Given request –
Quote the lines from the line holding "What text is on this page?" to the very end of the listing, exactly, and no others.

Dataset entries
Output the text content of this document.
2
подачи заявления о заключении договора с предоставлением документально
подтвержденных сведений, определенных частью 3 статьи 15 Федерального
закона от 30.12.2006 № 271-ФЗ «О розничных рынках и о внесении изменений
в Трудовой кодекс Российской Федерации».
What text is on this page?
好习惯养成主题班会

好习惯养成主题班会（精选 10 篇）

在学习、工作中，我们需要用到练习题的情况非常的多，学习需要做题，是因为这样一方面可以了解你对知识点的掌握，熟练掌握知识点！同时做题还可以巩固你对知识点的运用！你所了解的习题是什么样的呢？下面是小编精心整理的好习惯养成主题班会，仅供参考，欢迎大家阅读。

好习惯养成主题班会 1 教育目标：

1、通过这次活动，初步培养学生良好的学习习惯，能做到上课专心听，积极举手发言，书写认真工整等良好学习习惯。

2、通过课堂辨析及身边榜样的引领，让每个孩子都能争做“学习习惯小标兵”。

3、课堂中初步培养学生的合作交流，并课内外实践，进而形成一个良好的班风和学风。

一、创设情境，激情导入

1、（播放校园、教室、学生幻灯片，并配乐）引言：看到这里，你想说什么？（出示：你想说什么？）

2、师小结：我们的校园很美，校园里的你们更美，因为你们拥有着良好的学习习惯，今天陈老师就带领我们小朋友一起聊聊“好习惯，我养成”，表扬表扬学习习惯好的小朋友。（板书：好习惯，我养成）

Result of the task –
What text is on this page?
好习惯养成主题班会

好习惯养成主题班会（精选 10 篇）

在学习、工作中，我们需要用到练习题的情况非常的多，学习需要做题，是因为这样一方面可以了解你对知识点的掌握，熟练掌握知识点！同时做题还可以巩固你对知识点的运用！你所了解的习题是什么样的呢？下面是小编精心整理的好习惯养成主题班会，仅供参考，欢迎大家阅读。

好习惯养成主题班会 1 教育目标：

1、通过这次活动，初步培养学生良好的学习习惯，能做到上课专心听，积极举手发言，书写认真工整等良好学习习惯。

2、通过课堂辨析及身边榜样的引领，让每个孩子都能争做“学习习惯小标兵”。

3、课堂中初步培养学生的合作交流，并课内外实践，进而形成一个良好的班风和学风。

一、创设情境，激情导入

1、（播放校园、教室、学生幻灯片，并配乐）引言：看到这里，你想说什么？（出示：你想说什么？）

2、师小结：我们的校园很美，校园里的你们更美，因为你们拥有着良好的学习习惯，今天陈老师就带领我们小朋友一起聊聊“好习惯，我养成”，表扬表扬学习习惯好的小朋友。（板书：好习惯，我养成）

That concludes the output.